[Dataset listings of figures]
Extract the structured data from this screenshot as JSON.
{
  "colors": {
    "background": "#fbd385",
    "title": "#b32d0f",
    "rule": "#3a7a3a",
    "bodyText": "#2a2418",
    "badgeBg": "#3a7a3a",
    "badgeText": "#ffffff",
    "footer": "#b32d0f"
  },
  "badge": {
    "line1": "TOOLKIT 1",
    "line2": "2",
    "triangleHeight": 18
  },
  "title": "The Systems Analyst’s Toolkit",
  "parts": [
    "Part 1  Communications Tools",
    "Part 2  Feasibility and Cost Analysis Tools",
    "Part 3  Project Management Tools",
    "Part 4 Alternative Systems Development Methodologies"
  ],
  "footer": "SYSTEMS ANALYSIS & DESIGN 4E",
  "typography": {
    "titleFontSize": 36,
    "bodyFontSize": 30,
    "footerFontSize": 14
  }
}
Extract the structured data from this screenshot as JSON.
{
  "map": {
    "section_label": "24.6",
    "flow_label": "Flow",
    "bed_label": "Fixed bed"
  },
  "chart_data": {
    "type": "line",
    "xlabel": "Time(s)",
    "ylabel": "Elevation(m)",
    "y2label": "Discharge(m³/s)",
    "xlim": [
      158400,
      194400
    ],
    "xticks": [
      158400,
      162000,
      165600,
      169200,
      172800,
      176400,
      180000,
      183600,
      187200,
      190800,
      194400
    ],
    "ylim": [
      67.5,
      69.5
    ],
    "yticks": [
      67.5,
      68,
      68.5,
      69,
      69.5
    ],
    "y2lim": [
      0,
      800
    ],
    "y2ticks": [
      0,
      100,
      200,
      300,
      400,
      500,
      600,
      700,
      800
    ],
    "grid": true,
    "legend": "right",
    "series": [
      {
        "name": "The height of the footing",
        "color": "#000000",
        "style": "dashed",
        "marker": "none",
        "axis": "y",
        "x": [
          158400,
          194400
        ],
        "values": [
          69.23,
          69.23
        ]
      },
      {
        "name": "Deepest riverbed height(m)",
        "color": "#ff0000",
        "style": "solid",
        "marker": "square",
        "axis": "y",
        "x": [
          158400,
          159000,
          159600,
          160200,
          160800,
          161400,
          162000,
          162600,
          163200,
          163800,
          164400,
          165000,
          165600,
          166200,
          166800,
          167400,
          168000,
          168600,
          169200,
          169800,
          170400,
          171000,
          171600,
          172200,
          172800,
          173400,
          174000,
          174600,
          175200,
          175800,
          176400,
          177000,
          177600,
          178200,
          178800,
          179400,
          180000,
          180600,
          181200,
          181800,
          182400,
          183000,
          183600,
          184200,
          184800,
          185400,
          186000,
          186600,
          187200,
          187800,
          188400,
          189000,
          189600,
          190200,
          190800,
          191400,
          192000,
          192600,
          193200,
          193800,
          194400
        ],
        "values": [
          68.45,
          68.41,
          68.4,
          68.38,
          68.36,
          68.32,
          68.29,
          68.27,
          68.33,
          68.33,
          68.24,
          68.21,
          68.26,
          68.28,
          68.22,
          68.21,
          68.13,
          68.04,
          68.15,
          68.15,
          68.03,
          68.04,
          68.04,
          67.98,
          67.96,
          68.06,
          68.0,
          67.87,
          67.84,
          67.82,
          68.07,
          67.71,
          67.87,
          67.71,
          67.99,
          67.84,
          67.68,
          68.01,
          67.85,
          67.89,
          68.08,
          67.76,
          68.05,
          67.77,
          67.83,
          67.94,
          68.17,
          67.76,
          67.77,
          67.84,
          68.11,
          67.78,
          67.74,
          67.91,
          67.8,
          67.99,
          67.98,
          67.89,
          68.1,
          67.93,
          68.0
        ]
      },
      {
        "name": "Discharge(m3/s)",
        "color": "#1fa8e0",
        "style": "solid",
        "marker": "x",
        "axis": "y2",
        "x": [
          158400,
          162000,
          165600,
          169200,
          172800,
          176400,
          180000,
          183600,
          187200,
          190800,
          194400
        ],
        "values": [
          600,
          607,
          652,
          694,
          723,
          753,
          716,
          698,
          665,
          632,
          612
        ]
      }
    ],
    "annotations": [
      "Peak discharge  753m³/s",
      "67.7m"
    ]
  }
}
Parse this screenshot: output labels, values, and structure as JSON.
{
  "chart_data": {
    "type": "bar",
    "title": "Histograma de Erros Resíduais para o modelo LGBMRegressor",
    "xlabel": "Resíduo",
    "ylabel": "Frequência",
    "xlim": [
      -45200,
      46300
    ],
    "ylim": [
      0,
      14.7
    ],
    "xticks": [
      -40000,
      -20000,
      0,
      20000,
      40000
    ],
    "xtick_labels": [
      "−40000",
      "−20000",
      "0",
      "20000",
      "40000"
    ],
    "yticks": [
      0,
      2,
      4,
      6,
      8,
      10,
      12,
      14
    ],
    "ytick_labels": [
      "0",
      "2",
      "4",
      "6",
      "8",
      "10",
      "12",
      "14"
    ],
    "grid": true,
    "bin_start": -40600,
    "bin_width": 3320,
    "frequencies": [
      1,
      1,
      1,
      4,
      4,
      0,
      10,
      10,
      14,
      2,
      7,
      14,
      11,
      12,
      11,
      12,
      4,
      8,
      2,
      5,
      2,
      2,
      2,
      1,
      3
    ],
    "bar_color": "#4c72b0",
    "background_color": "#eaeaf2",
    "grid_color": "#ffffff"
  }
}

**CHALLENGE**
Please list every line of the records that contains "name".

**SOLUTION**
        "name": "The height of the footing",
        "name": "Deepest riverbed height(m)",
        "name": "Discharge(m3/s)",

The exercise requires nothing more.